> _Text passage_
--- Begin ---

United States District Court, E.D. California
Apr 30, 2007
CASE NO. CV F 05-1184 LJO SMS (E.D. Cal. Apr. 30, 2007)

Opinion

CASE NO. CV F 05-1184 LJO SMS.

April 30, 2007


ORDER ON MOTION TO DISMISS


Defendant City of Fresno moves to dismiss the Third and Fourth claims for relief of plaintiff's Third Amended Complaint, each on the basis of: (1) the claim is not ripe and the court lacks subject matter jurisdiction, and (2) plaintiff's allegations do not establish the elements for a 42 U.S.C. § 1983 claim. In the alternative, the City seeks a more definite statement and seeks to strike the allegations of punitive damages. On April 18, 2007, plaintiff filed his opposition to the motion. On April 25, 2007, defendant filed its reply brief. Pursuant to Local Rule 78-230(h), this matter was submitted on the pleadings without oral argument, and the hearing set for May 9, 2007 was vacated. Having considered the moving, opposition, and reply papers, as well as the Court's file, the Court issues the following order

FACTUAL AND PROCEDURAL BACKGROUND

This action was filed on September 16, 2005. Following the parties' law and motion, plaintiff filed the Third Amended Complaint ("TAC") on March 12, 2007. Plaintiff alleges that he was conducting a recycling business on his parents' property. In 2002, Municipal Auditing Services ("MAS"), on behalf of the City of Fresno, contacted plaintiff for outstanding business taxes. Plaintiff challenged the City's delegation of the taxing authority to MAS. Thereafter, plaintiff alleges that the City, through its Code Enforcement Division, began an aggressive campaign against plaintiff. Ultimately the City obtained an inspection and abatement warrant and seized some of plaintiff's business property, equipment and personal belongings. Plaintiff's complaint alleges claims for:

(1) Violation of Equal Protection Clause,
(2) First Amendment Retaliation,
(3) Violation of Procedural Due Process, and
(4) Violation of the Takings Clause of the 5th Amendment

This motion challenges the third and fourth claims for relief and the claims for punitive damages against the City. Plaintiff's opposition acknowledges that the Fourth claim for relief — the Takings Clause claim — and the punitive damages should be dismissed. Therefore, this Order addresses only the Rule 12(b)(6) motion and Rule 12(e), motion for a more definite statement, on the Third Claim for Relief. The Fourth claim for relief and the punitive damages allegations will be ordered dismissed.

A. Motion To Dismiss Standards

1. Rule 12(b)(6)

--- End ---

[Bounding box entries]
--- Begin ---

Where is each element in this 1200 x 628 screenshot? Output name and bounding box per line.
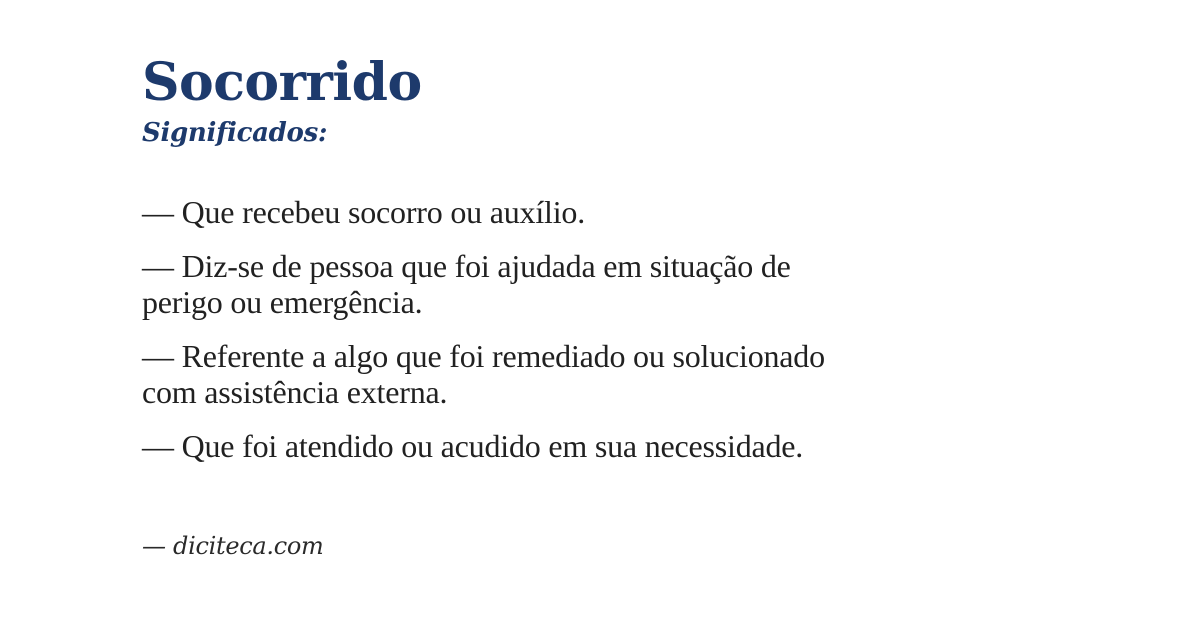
- meanings-subtitle: Significados:: [142, 118, 328, 149]
- definition-line: — Que foi atendido ou acudido em sua necessidade.: [142, 427, 804, 464]
- source-attribution: — diciteca.com: [142, 532, 324, 560]
- definition-item: [142, 194, 1160, 230]
- word-title: Socorrido: [142, 52, 422, 113]
- definition-line: — Diz-se de pessoa que foi ajudada em situação de: [142, 247, 791, 284]
- definition-line: com assistência externa.: [142, 373, 448, 410]
- definition-line: — Que recebeu socorro ou auxílio.: [142, 193, 586, 230]
- definition-line: perigo ou emergência.: [142, 283, 423, 320]
- definition-item: [142, 428, 1160, 464]
- definition-item: [142, 248, 1160, 320]
- definitions-list: [142, 194, 1160, 464]
- definition-item: [142, 338, 1160, 410]
- definition-line: — Referente a algo que foi remediado ou solucionado: [142, 337, 825, 374]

--- End ---

> _Problem 1_
In the court order, copy word for word the passage from "(1) Violation of" up to and including "1. Rule 12(b)(6)".
> _Problem 2_
Resume the court order on the City of Fresno's motion to dismiss from the point where it stops.
The data is separate material and is not part of the court order.

> _Task result 1_
(1) Violation of Equal Protection Clause,
(2) First Amendment Retaliation,
(3) Violation of Procedural Due Process, and
(4) Violation of the Takings Clause of the 5th Amendment

This motion challenges the third and fourth claims for relief and the claims for punitive damages against the City. Plaintiff's opposition acknowledges that the Fourth claim for relief — the Takings Clause claim — and the punitive damages should be dismissed. Therefore, this Order addresses only the Rule 12(b)(6) motion and Rule 12(e), motion for a more definite statement, on the Third Claim for Relief. The Fourth claim for relief and the punitive damages allegations will be ordered dismissed.

A. Motion To Dismiss Standards

1. Rule 12(b)(6)

> _Task result 2_
A motion to dismiss pursuant to Fed.R.Civ.P. 12(b)(6) (for failure to state a claim upon which relief can be granted) is a challenge to the sufficiency of the pleadings set forth in the complaint. A motion to dismiss for failure to state a claim should not be granted unless it appears beyond doubt that plaintiff can prove no set of facts in support of the claim that would entitle him to relief. See Hishon v. King Spalding, 467 U.S. 69, 73, 104 S.Ct. 2229 (1984) (citing Conley v. Gibson, 355 U.S. 41, 45-46, 78 S.Ct. 99 (1957)); see also Palmer v. Roosevelt Lake Log Owners Ass'n, 651 F.2d 1289, 1294 (9th Cir. 1981). A Fed.R.Civ.P. 12(b)(6) dismissal is proper where there is either a "lack of a cognizable legal theory" or "the absence of sufficient facts alleged under a cognizable legal theory." Balisteri v. Pacifica Police Dept., 901 F.2d 696, 699 (9th Cir. 1990).

In resolving a Rule 12(b)(6) motion, the court must (1) construe the complaint in the light most favorable to the plaintiff; (2) accept all well-pleaded factual allegations as true; and (3) determine whether plaintiff can prove any set of facts to support a claim that would merit relief. Cahill v. Liberty Mut. Ins. Co., 80 F.3d 336, 337-338 (9th Cir. 1996).

2. Rule 12(e)

A Rule 12(e) motion for more definite statement is proper when the complaint is so vague and ambiguous that defendant cannot be reasonably required to frame a responsive pleading. A Rule 12(e) motion is proper only where the complaint is so indefinite that the defendant cannot ascertain the nature of the claim being asserted. Motions for more definite statement are viewed with disfavor, and are rarely granted. In re American Int'l Airways, Inc., 66 B.R. 642, 645 (ED PA 1986).

B. Procedural Due Process Claim

Defendant argues that plaintiff cannot proceed on his procedural due process claim because the Ninth Circuit bars substantive due process claims, citing Armendiariz v. Penman, 75 F.3d 1311 (9th Cir. 1996). Defendant argues that due process claims must satisfy Williamson County Regional Planning Commission v. Hamilton Bank if the claims relate to, or arise from a taking claim.

In Williamson County Regional Planning Commission v. Hamilton Bank, 473 U.S. 172, 105 S.Ct. 3108, 87 L.Ed.2d 126 (1985), the plaintiff brought a 42 U.S.C. § 1983 action against the county alleging that the county's temporary refusal to allow development of its property constituted a compensable taking. The Court did not reach the merits, but found the action premature. The Court remanded the case for further proceedings because the action would not be ripe until the county had reached a final decision on how much development, if any, would be allowed on the property.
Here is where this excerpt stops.